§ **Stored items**
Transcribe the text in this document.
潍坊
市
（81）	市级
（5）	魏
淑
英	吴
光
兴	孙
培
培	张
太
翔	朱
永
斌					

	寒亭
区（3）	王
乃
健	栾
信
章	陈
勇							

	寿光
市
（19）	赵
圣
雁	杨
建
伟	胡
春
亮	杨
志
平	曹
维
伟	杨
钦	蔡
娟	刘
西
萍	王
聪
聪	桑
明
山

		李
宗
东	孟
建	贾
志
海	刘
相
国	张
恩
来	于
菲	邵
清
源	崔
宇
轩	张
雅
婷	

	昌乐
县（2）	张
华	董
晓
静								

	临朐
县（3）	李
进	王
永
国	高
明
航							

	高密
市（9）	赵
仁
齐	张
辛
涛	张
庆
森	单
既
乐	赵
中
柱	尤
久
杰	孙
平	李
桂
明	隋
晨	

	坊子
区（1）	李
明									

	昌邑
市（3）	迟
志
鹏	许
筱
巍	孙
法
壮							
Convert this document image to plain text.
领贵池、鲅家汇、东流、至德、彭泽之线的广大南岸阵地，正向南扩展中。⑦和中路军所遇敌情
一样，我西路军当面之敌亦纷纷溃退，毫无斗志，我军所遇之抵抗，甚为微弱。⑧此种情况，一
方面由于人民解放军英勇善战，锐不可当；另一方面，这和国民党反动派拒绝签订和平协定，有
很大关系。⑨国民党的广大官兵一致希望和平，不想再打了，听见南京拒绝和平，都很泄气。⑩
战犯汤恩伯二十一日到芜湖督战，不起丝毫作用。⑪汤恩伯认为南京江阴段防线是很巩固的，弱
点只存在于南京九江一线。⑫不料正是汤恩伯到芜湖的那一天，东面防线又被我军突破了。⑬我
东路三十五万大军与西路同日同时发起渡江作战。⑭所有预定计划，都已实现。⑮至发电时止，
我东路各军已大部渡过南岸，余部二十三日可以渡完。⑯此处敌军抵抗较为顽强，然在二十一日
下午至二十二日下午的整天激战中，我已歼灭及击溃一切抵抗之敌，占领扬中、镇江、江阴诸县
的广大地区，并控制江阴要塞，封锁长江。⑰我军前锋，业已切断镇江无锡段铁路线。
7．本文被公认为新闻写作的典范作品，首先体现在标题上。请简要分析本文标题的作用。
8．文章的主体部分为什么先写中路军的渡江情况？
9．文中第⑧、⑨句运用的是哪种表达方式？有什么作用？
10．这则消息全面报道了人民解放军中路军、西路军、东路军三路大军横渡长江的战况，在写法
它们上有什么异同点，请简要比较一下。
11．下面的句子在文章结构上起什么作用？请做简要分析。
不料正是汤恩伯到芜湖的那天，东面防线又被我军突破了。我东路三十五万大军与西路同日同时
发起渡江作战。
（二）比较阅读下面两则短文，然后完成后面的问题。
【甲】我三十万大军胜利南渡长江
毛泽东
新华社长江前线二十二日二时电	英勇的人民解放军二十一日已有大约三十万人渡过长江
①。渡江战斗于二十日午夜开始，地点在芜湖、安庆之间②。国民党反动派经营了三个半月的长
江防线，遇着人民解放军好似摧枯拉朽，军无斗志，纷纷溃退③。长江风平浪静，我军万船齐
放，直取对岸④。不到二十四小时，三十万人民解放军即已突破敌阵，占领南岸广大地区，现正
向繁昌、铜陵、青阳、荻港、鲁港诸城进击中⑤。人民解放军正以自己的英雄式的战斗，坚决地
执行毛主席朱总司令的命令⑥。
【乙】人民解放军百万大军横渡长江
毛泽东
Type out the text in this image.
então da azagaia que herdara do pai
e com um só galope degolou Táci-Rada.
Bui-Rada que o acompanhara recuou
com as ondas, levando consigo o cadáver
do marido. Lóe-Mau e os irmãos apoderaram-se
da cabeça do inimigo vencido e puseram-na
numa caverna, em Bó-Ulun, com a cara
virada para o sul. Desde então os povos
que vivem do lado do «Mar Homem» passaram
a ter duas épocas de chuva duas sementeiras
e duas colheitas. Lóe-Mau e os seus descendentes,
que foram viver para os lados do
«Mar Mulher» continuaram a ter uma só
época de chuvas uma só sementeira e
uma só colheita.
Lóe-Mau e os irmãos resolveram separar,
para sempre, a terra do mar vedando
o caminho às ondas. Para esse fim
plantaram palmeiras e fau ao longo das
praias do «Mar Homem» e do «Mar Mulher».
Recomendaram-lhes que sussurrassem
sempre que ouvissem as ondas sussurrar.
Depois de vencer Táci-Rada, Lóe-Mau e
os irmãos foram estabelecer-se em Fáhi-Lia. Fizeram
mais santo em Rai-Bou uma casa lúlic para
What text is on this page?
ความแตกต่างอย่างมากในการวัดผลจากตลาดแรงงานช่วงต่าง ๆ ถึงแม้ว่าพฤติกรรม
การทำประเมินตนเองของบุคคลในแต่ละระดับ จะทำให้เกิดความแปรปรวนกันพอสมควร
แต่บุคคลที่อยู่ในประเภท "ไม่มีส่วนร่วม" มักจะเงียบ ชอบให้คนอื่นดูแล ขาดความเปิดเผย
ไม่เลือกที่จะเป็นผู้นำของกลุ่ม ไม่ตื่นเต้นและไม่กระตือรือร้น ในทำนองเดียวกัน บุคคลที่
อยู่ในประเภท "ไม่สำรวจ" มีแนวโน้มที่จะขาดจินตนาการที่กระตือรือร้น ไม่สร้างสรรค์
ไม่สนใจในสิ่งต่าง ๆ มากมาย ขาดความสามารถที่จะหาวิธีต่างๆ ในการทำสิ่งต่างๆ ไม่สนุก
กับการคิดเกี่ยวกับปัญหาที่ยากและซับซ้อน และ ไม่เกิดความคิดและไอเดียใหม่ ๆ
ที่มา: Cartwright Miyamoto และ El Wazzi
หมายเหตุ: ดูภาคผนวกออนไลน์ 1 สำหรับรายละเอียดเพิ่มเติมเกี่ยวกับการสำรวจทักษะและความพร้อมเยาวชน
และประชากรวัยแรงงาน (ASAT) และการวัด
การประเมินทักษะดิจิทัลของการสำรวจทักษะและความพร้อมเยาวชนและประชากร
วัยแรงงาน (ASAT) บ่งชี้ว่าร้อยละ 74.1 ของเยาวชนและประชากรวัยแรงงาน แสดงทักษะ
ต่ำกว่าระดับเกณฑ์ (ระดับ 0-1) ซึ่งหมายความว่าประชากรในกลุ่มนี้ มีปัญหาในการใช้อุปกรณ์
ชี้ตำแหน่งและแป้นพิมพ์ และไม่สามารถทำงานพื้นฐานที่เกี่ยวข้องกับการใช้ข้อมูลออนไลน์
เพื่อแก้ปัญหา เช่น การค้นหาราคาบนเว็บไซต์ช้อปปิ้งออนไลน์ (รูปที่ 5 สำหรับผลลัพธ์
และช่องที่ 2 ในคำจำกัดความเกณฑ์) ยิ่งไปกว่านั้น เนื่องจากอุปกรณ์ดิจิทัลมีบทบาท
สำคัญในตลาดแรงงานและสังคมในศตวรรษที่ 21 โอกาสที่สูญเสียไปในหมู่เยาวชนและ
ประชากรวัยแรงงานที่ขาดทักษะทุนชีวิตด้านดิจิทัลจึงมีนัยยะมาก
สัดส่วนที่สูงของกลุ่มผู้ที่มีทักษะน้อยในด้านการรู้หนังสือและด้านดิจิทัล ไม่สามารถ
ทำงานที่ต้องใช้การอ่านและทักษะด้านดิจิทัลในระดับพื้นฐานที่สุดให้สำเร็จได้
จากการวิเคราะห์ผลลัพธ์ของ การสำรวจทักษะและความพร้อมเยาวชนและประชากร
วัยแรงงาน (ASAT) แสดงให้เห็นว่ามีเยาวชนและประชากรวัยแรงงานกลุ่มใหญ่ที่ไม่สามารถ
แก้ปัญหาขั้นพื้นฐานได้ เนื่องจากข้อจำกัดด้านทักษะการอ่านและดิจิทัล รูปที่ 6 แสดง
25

§ **TASK DETAILS**
In the records above, find each line that holds the word "东面防线又被我军突破了"; copy all such lines.

§ **COMPLETE ANSWER**
点只存在于南京九江一线。⑫不料正是汤恩伯到芜湖的那一天，东面防线又被我军突破了。⑬我
不料正是汤恩伯到芜湖的那天，东面防线又被我军突破了。我东路三十五万大军与西路同日同时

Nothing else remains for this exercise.